Provided records:
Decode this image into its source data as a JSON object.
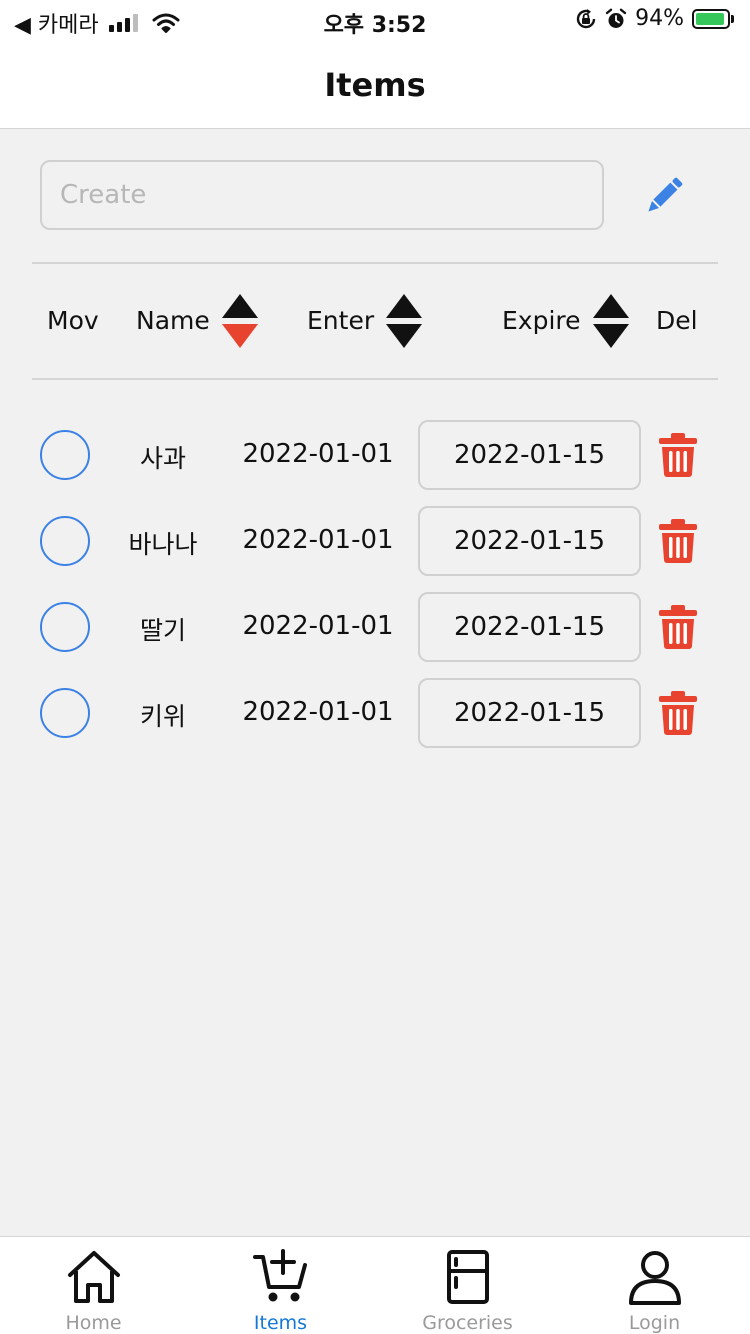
{
  "status_bar": {
    "back_label": "◀ 카메라",
    "time": "오후 3:52",
    "battery_percent": "94%",
    "battery_level": 0.94,
    "icons": [
      "cellular-signal-icon",
      "wifi-icon",
      "orientation-lock-icon",
      "alarm-icon",
      "battery-charging-icon"
    ]
  },
  "nav": {
    "title": "Items"
  },
  "create": {
    "placeholder": "Create",
    "value": "",
    "edit_icon": "pencil-icon"
  },
  "header": {
    "mov": "Mov",
    "name": "Name",
    "enter": "Enter",
    "expire": "Expire",
    "del": "Del",
    "active_sort": "name-descending"
  },
  "items": [
    {
      "name": "사과",
      "enter": "2022-01-01",
      "expire": "2022-01-15",
      "selected": false
    },
    {
      "name": "바나나",
      "enter": "2022-01-01",
      "expire": "2022-01-15",
      "selected": false
    },
    {
      "name": "딸기",
      "enter": "2022-01-01",
      "expire": "2022-01-15",
      "selected": false
    },
    {
      "name": "키위",
      "enter": "2022-01-01",
      "expire": "2022-01-15",
      "selected": false
    }
  ],
  "tabs": [
    {
      "label": "Home",
      "icon": "home-icon",
      "active": false
    },
    {
      "label": "Items",
      "icon": "cart-plus-icon",
      "active": true
    },
    {
      "label": "Groceries",
      "icon": "fridge-icon",
      "active": false
    },
    {
      "label": "Login",
      "icon": "user-icon",
      "active": false
    }
  ],
  "colors": {
    "accent_blue": "#3c82e4",
    "tab_active": "#1479d6",
    "delete_red": "#e8432e",
    "sort_active_red": "#e8432e",
    "background": "#f1f1f1"
  }
}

The problem:
Repeat the data exactly, without the pictures.

Solved exercise:
Decode this image into its source data as a JSON object.
{
  "status_bar": {
    "back_label": "◀ 카메라",
    "time": "오후 3:52",
    "battery_percent": "94%",
    "battery_level": 0.94,
    "icons": [
      "cellular-signal-icon",
      "wifi-icon",
      "orientation-lock-icon",
      "alarm-icon",
      "battery-charging-icon"
    ]
  },
  "nav": {
    "title": "Items"
  },
  "create": {
    "placeholder": "Create",
    "value": "",
    "edit_icon": "pencil-icon"
  },
  "header": {
    "mov": "Mov",
    "name": "Name",
    "enter": "Enter",
    "expire": "Expire",
    "del": "Del",
    "active_sort": "name-descending"
  },
  "items": [
    {
      "name": "사과",
      "enter": "2022-01-01",
      "expire": "2022-01-15",
      "selected": false
    },
    {
      "name": "바나나",
      "enter": "2022-01-01",
      "expire": "2022-01-15",
      "selected": false
    },
    {
      "name": "딸기",
      "enter": "2022-01-01",
      "expire": "2022-01-15",
      "selected": false
    },
    {
      "name": "키위",
      "enter": "2022-01-01",
      "expire": "2022-01-15",
      "selected": false
    }
  ],
  "tabs": [
    {
      "label": "Home",
      "icon": "home-icon",
      "active": false
    },
    {
      "label": "Items",
      "icon": "cart-plus-icon",
      "active": true
    },
    {
      "label": "Groceries",
      "icon": "fridge-icon",
      "active": false
    },
    {
      "label": "Login",
      "icon": "user-icon",
      "active": false
    }
  ],
  "colors": {
    "accent_blue": "#3c82e4",
    "tab_active": "#1479d6",
    "delete_red": "#e8432e",
    "sort_active_red": "#e8432e",
    "background": "#f1f1f1"
  }
}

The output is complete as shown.